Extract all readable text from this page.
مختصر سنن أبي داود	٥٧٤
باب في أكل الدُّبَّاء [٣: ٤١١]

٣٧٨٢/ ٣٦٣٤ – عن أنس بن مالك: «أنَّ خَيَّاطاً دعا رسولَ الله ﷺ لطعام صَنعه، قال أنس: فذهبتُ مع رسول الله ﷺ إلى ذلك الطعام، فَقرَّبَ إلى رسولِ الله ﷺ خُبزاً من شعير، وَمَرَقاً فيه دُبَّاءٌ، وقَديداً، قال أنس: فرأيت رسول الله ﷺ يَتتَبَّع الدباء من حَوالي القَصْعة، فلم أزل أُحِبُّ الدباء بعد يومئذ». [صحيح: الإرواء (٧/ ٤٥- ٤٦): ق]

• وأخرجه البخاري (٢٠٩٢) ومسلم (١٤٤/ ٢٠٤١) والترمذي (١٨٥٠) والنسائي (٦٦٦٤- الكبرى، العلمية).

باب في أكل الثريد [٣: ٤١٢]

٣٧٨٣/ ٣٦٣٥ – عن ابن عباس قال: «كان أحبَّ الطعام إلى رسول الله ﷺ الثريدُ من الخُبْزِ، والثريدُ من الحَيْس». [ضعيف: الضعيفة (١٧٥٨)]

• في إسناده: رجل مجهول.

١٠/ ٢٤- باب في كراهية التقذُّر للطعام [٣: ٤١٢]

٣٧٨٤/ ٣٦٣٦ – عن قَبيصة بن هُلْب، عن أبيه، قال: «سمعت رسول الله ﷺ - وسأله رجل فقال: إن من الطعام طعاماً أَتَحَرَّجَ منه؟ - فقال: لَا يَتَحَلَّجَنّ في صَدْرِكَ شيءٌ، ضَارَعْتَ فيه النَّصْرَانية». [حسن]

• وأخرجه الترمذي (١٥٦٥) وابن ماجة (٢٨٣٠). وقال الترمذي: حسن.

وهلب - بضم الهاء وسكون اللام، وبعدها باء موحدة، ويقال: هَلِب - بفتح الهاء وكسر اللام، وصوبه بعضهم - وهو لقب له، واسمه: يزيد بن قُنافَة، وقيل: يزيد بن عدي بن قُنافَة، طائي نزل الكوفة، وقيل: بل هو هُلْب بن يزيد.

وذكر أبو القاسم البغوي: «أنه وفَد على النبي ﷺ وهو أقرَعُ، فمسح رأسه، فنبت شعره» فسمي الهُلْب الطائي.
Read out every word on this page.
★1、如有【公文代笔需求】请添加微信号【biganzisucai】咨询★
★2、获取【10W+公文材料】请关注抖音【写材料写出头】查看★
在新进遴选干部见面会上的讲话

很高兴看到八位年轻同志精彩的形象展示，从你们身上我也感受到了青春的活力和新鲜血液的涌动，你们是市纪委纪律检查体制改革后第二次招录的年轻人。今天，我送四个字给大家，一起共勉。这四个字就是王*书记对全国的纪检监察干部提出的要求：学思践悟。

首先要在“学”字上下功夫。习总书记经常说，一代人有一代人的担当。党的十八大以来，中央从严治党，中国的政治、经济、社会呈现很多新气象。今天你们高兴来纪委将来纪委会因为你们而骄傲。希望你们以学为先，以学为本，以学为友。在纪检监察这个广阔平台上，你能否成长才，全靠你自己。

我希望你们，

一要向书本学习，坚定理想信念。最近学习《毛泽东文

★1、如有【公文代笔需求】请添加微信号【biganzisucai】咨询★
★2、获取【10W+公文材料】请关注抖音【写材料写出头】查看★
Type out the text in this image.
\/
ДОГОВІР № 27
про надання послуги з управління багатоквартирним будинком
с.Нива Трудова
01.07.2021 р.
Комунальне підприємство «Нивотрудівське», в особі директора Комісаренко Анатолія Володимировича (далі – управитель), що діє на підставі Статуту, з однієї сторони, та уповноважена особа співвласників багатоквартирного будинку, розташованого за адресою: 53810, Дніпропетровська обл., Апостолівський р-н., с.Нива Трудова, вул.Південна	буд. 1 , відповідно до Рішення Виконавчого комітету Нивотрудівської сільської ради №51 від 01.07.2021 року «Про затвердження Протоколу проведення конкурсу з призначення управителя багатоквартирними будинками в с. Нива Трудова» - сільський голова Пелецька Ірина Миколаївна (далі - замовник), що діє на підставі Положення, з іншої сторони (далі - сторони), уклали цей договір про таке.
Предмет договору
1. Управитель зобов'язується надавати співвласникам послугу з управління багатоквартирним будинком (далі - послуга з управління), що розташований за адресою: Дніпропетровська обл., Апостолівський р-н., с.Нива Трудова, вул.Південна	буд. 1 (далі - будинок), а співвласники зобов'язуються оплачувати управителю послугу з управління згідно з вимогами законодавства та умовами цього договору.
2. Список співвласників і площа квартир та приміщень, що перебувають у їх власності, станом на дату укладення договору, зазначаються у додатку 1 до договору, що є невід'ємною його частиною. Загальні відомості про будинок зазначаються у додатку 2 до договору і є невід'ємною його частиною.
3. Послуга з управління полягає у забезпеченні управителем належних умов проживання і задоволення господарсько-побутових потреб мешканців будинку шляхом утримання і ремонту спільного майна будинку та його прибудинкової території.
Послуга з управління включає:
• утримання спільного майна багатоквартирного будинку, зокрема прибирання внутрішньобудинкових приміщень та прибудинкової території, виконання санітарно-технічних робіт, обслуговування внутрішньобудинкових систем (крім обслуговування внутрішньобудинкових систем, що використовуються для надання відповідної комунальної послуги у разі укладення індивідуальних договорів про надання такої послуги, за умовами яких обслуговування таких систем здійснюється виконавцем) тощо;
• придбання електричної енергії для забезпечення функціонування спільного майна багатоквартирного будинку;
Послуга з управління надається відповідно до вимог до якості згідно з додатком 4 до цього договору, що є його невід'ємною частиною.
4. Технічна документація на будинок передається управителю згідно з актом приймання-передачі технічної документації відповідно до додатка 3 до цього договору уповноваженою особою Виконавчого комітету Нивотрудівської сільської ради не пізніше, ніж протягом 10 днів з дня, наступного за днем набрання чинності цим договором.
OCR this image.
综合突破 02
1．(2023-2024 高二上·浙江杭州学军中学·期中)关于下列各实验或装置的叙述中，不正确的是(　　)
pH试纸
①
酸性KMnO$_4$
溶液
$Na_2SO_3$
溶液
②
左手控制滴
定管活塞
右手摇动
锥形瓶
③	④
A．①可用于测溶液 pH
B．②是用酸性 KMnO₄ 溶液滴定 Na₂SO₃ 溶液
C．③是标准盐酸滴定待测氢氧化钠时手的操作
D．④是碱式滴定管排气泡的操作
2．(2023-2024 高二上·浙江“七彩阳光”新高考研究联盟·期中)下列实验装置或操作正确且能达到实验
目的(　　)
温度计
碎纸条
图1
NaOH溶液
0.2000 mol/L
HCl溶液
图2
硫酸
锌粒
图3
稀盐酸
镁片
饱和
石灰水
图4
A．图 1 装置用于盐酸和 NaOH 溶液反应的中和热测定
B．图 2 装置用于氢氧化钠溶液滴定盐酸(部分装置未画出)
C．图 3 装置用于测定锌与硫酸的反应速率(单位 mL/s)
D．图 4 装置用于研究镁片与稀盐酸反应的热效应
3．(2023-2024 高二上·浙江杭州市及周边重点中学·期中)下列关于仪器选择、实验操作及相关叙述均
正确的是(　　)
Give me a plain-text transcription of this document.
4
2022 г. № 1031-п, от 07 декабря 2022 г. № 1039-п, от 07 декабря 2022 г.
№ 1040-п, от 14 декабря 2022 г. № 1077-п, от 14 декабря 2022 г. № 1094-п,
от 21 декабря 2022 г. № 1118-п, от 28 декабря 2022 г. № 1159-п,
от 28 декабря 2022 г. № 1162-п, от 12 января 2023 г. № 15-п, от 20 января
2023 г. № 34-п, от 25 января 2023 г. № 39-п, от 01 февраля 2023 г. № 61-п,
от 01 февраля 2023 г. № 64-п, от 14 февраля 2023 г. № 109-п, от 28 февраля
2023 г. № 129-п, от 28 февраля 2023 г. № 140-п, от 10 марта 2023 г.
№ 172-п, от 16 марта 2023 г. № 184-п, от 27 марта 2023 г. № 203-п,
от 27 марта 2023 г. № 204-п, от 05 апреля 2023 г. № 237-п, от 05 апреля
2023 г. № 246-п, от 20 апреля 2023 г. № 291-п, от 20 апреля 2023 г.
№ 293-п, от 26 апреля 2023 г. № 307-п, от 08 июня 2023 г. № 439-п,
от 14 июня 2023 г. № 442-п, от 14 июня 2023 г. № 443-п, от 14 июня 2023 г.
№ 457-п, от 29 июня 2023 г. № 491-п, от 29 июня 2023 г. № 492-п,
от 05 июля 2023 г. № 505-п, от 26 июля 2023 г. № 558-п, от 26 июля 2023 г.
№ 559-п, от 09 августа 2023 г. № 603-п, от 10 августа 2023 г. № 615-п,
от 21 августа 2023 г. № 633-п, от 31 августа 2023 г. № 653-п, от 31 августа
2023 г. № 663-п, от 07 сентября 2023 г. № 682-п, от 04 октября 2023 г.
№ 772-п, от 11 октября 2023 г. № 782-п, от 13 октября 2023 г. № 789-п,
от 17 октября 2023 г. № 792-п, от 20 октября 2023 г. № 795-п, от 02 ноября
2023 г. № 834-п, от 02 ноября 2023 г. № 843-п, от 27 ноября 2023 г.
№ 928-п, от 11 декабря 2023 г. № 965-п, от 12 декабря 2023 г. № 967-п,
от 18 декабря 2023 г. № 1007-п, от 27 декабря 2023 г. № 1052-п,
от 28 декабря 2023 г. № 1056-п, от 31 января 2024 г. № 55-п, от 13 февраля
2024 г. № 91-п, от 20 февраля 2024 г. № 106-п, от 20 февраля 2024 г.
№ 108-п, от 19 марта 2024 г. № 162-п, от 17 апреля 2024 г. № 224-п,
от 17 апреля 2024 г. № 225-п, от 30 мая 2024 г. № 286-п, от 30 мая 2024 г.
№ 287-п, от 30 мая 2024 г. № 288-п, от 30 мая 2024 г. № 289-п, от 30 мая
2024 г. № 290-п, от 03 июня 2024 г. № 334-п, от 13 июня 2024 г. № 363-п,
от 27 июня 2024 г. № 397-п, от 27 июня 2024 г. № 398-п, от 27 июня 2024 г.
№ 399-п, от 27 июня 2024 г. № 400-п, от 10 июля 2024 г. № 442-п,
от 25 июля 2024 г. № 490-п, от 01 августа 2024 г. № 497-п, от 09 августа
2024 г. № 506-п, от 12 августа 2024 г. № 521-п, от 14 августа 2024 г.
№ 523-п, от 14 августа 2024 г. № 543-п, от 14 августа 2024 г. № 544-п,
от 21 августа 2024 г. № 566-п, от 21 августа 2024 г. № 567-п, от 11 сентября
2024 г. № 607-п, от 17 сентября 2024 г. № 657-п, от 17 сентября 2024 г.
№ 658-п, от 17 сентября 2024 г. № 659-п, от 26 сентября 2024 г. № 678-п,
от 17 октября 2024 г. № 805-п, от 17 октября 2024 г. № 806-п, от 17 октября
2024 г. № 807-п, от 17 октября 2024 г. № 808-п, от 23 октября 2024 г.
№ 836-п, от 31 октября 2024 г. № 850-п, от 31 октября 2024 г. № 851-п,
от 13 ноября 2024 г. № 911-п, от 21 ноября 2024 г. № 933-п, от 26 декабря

::::

_TASK STATEMENT_
What is the number of lines containing "الطعام"? Give that number only.

_EXERCISE OUTPUT_
3